### Data in this exercise

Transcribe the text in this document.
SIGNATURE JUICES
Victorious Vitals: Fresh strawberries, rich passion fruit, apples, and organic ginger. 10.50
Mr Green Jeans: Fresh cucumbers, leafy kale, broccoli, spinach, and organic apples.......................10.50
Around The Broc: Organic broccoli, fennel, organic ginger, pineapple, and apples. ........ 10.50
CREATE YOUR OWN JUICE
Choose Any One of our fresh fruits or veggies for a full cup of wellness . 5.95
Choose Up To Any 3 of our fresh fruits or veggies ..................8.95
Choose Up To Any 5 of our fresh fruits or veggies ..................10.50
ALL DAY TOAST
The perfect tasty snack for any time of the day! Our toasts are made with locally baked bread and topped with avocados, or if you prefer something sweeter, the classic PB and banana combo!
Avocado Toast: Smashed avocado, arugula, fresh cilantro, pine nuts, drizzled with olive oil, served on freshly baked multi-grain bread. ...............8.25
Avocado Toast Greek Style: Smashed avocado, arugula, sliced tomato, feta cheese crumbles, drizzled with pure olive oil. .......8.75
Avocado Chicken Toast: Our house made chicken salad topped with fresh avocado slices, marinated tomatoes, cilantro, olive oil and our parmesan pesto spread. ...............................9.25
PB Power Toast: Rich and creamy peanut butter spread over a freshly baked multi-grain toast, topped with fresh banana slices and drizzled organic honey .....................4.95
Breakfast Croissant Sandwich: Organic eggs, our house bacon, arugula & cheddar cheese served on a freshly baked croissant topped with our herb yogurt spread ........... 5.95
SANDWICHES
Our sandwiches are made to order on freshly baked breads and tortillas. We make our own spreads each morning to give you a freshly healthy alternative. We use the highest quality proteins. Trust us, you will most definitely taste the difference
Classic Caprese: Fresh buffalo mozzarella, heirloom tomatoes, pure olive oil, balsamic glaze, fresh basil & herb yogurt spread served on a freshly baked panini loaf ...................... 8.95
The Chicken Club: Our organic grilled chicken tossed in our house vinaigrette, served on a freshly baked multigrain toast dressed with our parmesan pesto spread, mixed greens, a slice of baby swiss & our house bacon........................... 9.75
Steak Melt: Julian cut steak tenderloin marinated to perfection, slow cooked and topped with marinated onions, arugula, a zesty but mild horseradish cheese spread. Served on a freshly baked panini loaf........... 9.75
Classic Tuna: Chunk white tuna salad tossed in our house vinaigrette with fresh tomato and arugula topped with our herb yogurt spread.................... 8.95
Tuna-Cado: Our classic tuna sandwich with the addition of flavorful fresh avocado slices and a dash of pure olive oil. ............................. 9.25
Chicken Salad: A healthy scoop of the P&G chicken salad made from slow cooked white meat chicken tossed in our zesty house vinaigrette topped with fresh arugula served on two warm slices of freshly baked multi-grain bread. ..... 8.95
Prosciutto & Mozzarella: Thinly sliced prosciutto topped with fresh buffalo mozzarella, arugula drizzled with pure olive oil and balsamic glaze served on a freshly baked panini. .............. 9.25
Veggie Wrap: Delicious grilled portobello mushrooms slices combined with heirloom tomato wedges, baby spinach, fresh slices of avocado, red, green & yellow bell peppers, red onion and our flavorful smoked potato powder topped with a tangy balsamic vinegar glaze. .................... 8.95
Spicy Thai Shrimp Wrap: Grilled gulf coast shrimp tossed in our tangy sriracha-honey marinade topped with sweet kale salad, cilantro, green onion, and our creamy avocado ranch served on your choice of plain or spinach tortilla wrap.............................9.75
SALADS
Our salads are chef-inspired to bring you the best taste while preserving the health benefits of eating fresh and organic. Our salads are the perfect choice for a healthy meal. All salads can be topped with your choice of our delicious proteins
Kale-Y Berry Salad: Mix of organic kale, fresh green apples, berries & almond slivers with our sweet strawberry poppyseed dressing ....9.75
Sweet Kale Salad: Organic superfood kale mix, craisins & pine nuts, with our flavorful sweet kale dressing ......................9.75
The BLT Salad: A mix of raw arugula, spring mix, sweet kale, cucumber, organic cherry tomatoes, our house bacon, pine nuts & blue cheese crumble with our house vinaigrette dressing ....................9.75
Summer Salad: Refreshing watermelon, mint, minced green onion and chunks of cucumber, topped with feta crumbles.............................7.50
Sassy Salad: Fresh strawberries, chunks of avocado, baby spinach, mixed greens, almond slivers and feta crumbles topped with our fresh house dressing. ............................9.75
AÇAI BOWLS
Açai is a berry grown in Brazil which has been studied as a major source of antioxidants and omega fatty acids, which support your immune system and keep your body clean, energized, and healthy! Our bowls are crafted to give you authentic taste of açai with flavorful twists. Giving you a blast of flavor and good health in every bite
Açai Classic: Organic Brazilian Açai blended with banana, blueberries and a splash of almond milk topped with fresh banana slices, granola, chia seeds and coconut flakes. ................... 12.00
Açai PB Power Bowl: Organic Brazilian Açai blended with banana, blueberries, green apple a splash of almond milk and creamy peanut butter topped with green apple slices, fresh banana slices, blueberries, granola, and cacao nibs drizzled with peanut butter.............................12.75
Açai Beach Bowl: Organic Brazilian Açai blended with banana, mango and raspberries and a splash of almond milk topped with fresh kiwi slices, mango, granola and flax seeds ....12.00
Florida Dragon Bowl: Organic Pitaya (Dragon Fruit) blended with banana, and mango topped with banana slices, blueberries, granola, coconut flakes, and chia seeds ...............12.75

######

» **Exercise directions**
Wherever the string "sliced" appears in the data above, copy the line it sits in.

» **The answer**
Avocado Toast Greek Style: Smashed avocado, arugula, sliced tomato, feta cheese crumbles, drizzled with pure olive oil. .......8.75
Prosciutto & Mozzarella: Thinly sliced prosciutto topped with fresh buffalo mozzarella, arugula drizzled with pure olive oil and balsamic glaze served on a freshly baked panini. .............. 9.25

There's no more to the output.